-- Required work --
Beneath this task is a listing. State how many of its lines include the string "Trip", giving nothing but the number.

-- Source material --
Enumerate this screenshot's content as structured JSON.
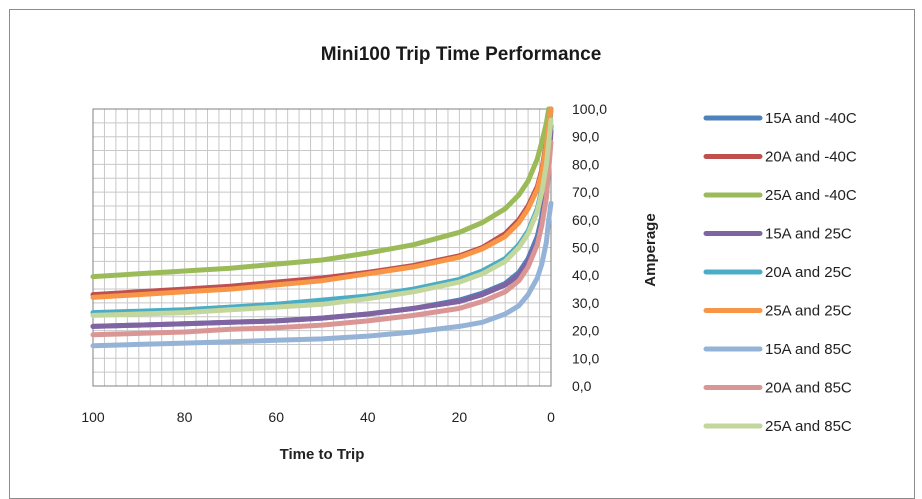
{
  "chart_data": {
    "type": "line",
    "title": "Mini100  Trip Time Performance",
    "xlabel": "Time to Trip",
    "ylabel": "Amperage",
    "xlim": [
      100,
      0
    ],
    "ylim": [
      0,
      100
    ],
    "x_ticks": [
      "100",
      "80",
      "60",
      "40",
      "20",
      "0"
    ],
    "y_ticks": [
      "0,0",
      "10,0",
      "20,0",
      "30,0",
      "40,0",
      "50,0",
      "60,0",
      "70,0",
      "80,0",
      "90,0",
      "100,0"
    ],
    "grid": true,
    "legend_position": "right",
    "x": [
      100,
      90,
      80,
      70,
      60,
      50,
      40,
      30,
      20,
      15,
      10,
      7,
      5,
      3,
      2,
      1,
      0.5,
      0
    ],
    "series": [
      {
        "name": "15A and -40C",
        "color": "#4f81bd",
        "values": [
          21.5,
          22,
          22.5,
          23,
          23.5,
          24.5,
          26,
          28,
          31,
          33.5,
          37,
          41,
          46,
          54,
          61,
          72,
          82,
          94
        ]
      },
      {
        "name": "20A and -40C",
        "color": "#c0504d",
        "values": [
          33,
          34,
          35,
          36,
          37.5,
          39,
          41,
          43.5,
          47,
          50,
          55,
          60,
          65,
          72,
          78,
          88,
          95,
          100
        ]
      },
      {
        "name": "25A and -40C",
        "color": "#9bbb59",
        "values": [
          39.5,
          40.5,
          41.5,
          42.5,
          44,
          45.5,
          48,
          51,
          55.5,
          59,
          64,
          69,
          74,
          82,
          88,
          95,
          100,
          100
        ]
      },
      {
        "name": "15A and 25C",
        "color": "#8064a2",
        "values": [
          21.5,
          22,
          22.5,
          23,
          23.5,
          24.5,
          26,
          28,
          30.5,
          33,
          36.5,
          40,
          45,
          52,
          59,
          70,
          80,
          92
        ]
      },
      {
        "name": "20A and 25C",
        "color": "#4bacc6",
        "values": [
          26.5,
          27,
          27.5,
          28.5,
          29.5,
          31,
          32.5,
          35,
          38.5,
          41.5,
          46,
          51,
          56,
          64,
          71,
          82,
          90,
          100
        ]
      },
      {
        "name": "25A and 25C",
        "color": "#f79646",
        "values": [
          32,
          33,
          34,
          35,
          36.5,
          38,
          40.5,
          43,
          46.5,
          49.5,
          54,
          59,
          64,
          71,
          77,
          87,
          94,
          100
        ]
      },
      {
        "name": "15A and 85C",
        "color": "#95b3d7",
        "values": [
          14.5,
          15,
          15.5,
          16,
          16.5,
          17,
          18,
          19.5,
          21.5,
          23,
          26,
          29,
          33,
          39,
          44,
          52,
          60,
          66
        ]
      },
      {
        "name": "20A and 85C",
        "color": "#d99694",
        "values": [
          18.5,
          19,
          19.5,
          20.5,
          21,
          22,
          23.5,
          25.5,
          28,
          30.5,
          34,
          38,
          43,
          51,
          58,
          68,
          78,
          88
        ]
      },
      {
        "name": "25A and 85C",
        "color": "#c3d69b",
        "values": [
          25.5,
          26,
          26.5,
          27.5,
          28.5,
          29.5,
          31.5,
          34,
          37.5,
          40.5,
          45,
          50,
          55,
          63,
          70,
          80,
          88,
          96
        ]
      }
    ]
  }
}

-- Exercise solution --
2